-- begin Records supplied --

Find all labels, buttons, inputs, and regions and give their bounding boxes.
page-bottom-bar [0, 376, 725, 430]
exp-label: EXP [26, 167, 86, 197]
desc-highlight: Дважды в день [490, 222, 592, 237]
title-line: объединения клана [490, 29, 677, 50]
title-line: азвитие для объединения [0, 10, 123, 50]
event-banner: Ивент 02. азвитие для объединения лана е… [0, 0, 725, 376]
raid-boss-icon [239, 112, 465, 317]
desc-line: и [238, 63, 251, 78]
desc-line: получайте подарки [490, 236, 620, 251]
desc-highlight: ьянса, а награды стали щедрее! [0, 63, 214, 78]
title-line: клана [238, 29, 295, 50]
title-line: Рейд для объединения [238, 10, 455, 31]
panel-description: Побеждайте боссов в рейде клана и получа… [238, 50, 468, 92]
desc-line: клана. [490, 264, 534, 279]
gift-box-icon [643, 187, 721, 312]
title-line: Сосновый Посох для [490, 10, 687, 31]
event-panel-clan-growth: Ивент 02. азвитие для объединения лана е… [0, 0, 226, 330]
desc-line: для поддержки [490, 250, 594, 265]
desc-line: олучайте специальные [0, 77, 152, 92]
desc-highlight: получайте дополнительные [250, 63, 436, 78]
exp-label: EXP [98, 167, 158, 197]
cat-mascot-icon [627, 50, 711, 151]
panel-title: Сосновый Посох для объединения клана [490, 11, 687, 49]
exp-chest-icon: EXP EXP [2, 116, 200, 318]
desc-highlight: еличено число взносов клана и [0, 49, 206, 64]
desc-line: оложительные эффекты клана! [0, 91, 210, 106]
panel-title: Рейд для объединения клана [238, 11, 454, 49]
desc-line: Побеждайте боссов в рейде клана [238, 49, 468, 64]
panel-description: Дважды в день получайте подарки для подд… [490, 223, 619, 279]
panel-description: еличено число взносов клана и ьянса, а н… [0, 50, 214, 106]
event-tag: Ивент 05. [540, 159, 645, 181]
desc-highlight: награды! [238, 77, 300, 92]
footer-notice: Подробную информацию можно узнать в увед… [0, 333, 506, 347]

-- end Records supplied --

◆ **Task brief**
Edit the material so that every "desc-line" becomes "description-line", keeping everything else the same.

◆ **Answer**
Find all labels, buttons, inputs, and regions and give their bounding boxes.
page-bottom-bar [0, 376, 725, 430]
exp-label: EXP [26, 167, 86, 197]
desc-highlight: Дважды в день [490, 222, 592, 237]
title-line: объединения клана [490, 29, 677, 50]
title-line: азвитие для объединения [0, 10, 123, 50]
event-banner: Ивент 02. азвитие для объединения лана е… [0, 0, 725, 376]
raid-boss-icon [239, 112, 465, 317]
description-line: и [238, 63, 251, 78]
description-line: получайте подарки [490, 236, 620, 251]
desc-highlight: ьянса, а награды стали щедрее! [0, 63, 214, 78]
title-line: клана [238, 29, 295, 50]
title-line: Рейд для объединения [238, 10, 455, 31]
panel-description: Побеждайте боссов в рейде клана и получа… [238, 50, 468, 92]
description-line: клана. [490, 264, 534, 279]
gift-box-icon [643, 187, 721, 312]
title-line: Сосновый Посох для [490, 10, 687, 31]
event-panel-clan-growth: Ивент 02. азвитие для объединения лана е… [0, 0, 226, 330]
description-line: для поддержки [490, 250, 594, 265]
description-line: олучайте специальные [0, 77, 152, 92]
desc-highlight: получайте дополнительные [250, 63, 436, 78]
exp-label: EXP [98, 167, 158, 197]
cat-mascot-icon [627, 50, 711, 151]
panel-title: Сосновый Посох для объединения клана [490, 11, 687, 49]
exp-chest-icon: EXP EXP [2, 116, 200, 318]
desc-highlight: еличено число взносов клана и [0, 49, 206, 64]
description-line: оложительные эффекты клана! [0, 91, 210, 106]
panel-title: Рейд для объединения клана [238, 11, 454, 49]
description-line: Побеждайте боссов в рейде клана [238, 49, 468, 64]
panel-description: Дважды в день получайте подарки для подд… [490, 223, 619, 279]
panel-description: еличено число взносов клана и ьянса, а н… [0, 50, 214, 106]
event-tag: Ивент 05. [540, 159, 645, 181]
desc-highlight: награды! [238, 77, 300, 92]
footer-notice: Подробную информацию можно узнать в увед… [0, 333, 506, 347]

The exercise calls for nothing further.